> [Provided information]:
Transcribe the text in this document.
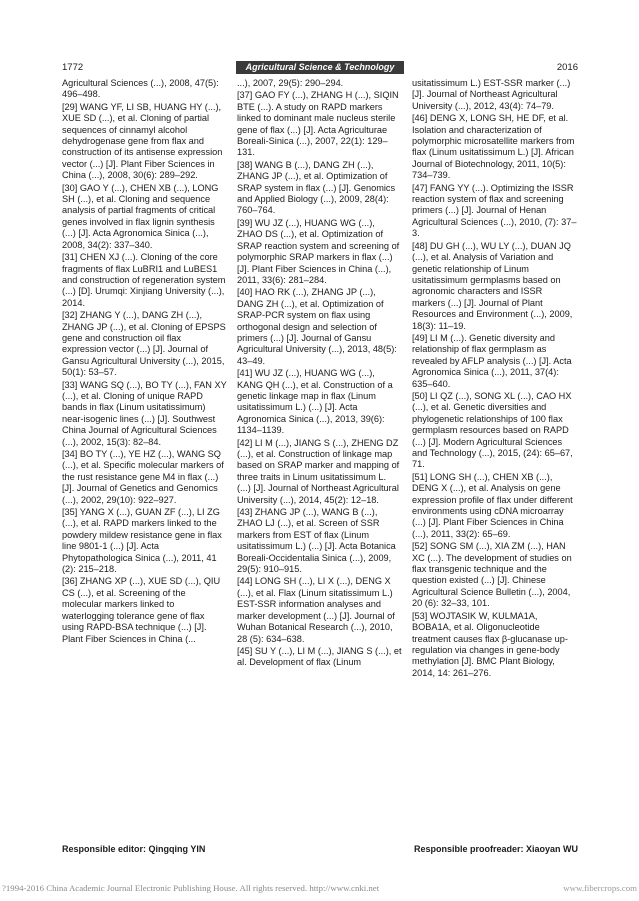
1772	Agricultural Science & Technology	2016

Agricultural Sciences (...), 2008, 47(5): 496–498.

[29] WANG YF, LI SB, HUANG HY (...), XUE SD (...), et al. Cloning of partial sequences of cinnamyl alcohol dehydrogenase gene from flax and construction of its antisense expression vector (...) [J]. Plant Fiber Sciences in China (...), 2008, 30(6): 289–292.

[30] GAO Y (...), CHEN XB (...), LONG SH (...), et al. Cloning and sequence analysis of partial fragments of critical genes involved in flax lignin synthesis (...) [J]. Acta Agronomica Sinica (...), 2008, 34(2): 337–340.

[31] CHEN XJ (...). Cloning of the core fragments of flax LuBRI1 and LuBES1 and construction of regeneration system (...) [D]. Urumqi: Xinjiang University (...), 2014.

[32] ZHANG Y (...), DANG ZH (...), ZHANG JP (...), et al. Cloning of EPSPS gene and construction oil flax expression vector (...) [J]. Journal of Gansu Agricultural University (...), 2015, 50(1): 53–57.

[33] WANG SQ (...), BO TY (...), FAN XY (...), et al. Cloning of unique RAPD bands in flax (Linum usitatissimum) near-isogenic lines (...) [J]. Southwest China Journal of Agricultural Sciences (...), 2002, 15(3): 82–84.

[34] BO TY (...), YE HZ (...), WANG SQ (...), et al. Specific molecular markers of the rust resistance gene M4 in flax (...) [J]. Journal of Genetics and Genomics (...), 2002, 29(10): 922–927.

[35] YANG X (...), GUAN ZF (...), LI ZG (...), et al. RAPD markers linked to the powdery mildew resistance gene in flax line 9801-1 (...) [J]. Acta Phytopathologica Sinica (...), 2011, 41 (2): 215–218.

[36] ZHANG XP (...), XUE SD (...), QIU CS (...), et al. Screening of the molecular markers linked to waterlogging tolerance gene of flax using RAPD-BSA technique (...) [J]. Plant Fiber Sciences in China (...

...), 2007, 29(5): 290–294.

[37] GAO FY (...), ZHANG H (...), SIQIN BTE (...). A study on RAPD markers linked to dominant male nucleus sterile gene of flax (...) [J]. Acta Agriculturae Boreali-Sinica (...), 2007, 22(1): 129–131.

[38] WANG B (...), DANG ZH (...), ZHANG JP (...), et al. Optimization of SRAP system in flax (...) [J]. Genomics and Applied Biology (...), 2009, 28(4): 760–764.

[39] WU JZ (...), HUANG WG (...), ZHAO DS (...), et al. Optimization of SRAP reaction system and screening of polymorphic SRAP markers in flax (...) [J]. Plant Fiber Sciences in China (...), 2011, 33(6): 281–284.

[40] HAO RK (...), ZHANG JP (...), DANG ZH (...), et al. Optimization of SRAP-PCR system on flax using orthogonal design and selection of primers (...) [J]. Journal of Gansu Agricultural University (...), 2013, 48(5): 43–49.

[41] WU JZ (...), HUANG WG (...), KANG QH (...), et al. Construction of a genetic linkage map in flax (Linum usitatissimum L.) (...) [J]. Acta Agronomica Sinica (...), 2013, 39(6): 1134–1139.

[42] LI M (...), JIANG S (...), ZHENG DZ (...), et al. Construction of linkage map based on SRAP marker and mapping of three traits in Linum usitatissimum L. (...) [J]. Journal of Northeast Agricultural University (...), 2014, 45(2): 12–18.

[43] ZHANG JP (...), WANG B (...), ZHAO LJ (...), et al. Screen of SSR markers from EST of flax (Linum usitatissimum L.) (...) [J]. Acta Botanica Boreali-Occidentalia Sinica (...), 2009, 29(5): 910–915.

[44] LONG SH (...), LI X (...), DENG X (...), et al. Flax (Linum sitatissimum L.) EST-SSR information analyses and marker development (...) [J]. Journal of Wuhan Botanical Research (...), 2010, 28 (5): 634–638.

[45] SU Y (...), LI M (...), JIANG S (...), et al. Development of flax (Linum

usitatissimum L.) EST-SSR marker (...) [J]. Journal of Northeast Agricultural University (...), 2012, 43(4): 74–79.

[46] DENG X, LONG SH, HE DF, et al. Isolation and characterization of polymorphic microsatellite markers from flax (Linum usitatissimum L.) [J]. African Journal of Biotechnology, 2011, 10(5): 734–739.

[47] FANG YY (...). Optimizing the ISSR reaction system of flax and screening primers (...) [J]. Journal of Henan Agricultural Sciences (...), 2010, (7): 37–3.

[48] DU GH (...), WU LY (...), DUAN JQ (...), et al. Analysis of Variation and genetic relationship of Linum usitatissimum germplasms based on agronomic characters and ISSR markers (...) [J]. Journal of Plant Resources and Environment (...), 2009, 18(3): 11–19.

[49] LI M (...). Genetic diversity and relationship of flax germplasm as revealed by AFLP analysis (...) [J]. Acta Agronomica Sinica (...), 2011, 37(4): 635–640.

[50] LI QZ (...), SONG XL (...), CAO HX (...), et al. Genetic diversities and phylogenetic relationships of 100 flax germplasm resources based on RAPD (...) [J]. Modern Agricultural Sciences and Technology (...), 2015, (24): 65–67, 71.

[51] LONG SH (...), CHEN XB (...), DENG X (...), et al. Analysis on gene expression profile of flax under different environments using cDNA microarray (...) [J]. Plant Fiber Sciences in China (...), 2011, 33(2): 65–69.

[52] SONG SM (...), XIA ZM (...), HAN XC (...). The development of studies on flax transgenic technique and the question existed (...) [J]. Chinese Agricultural Science Bulletin (...), 2004, 20 (6): 32–33, 101.

[53] WOJTASIK W, KULMA1A, BOBA1A, et al. Oligonucleotide treatment causes flax β-glucanase up-regulation via changes in gene-body methylation [J]. BMC Plant Biology, 2014, 14: 261–276.

Responsible editor: Qingqing YIN	Responsible proofreader: Xiaoyan WU
?1994-2016 China Academic Journal Electronic Publishing House. All rights reserved. http://www.cnki.net	www.fibercrops.com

> [What you should do]:
Indicate how many lines in the records above contain the word "LONG", giving only the number.

> [Your solution]:
4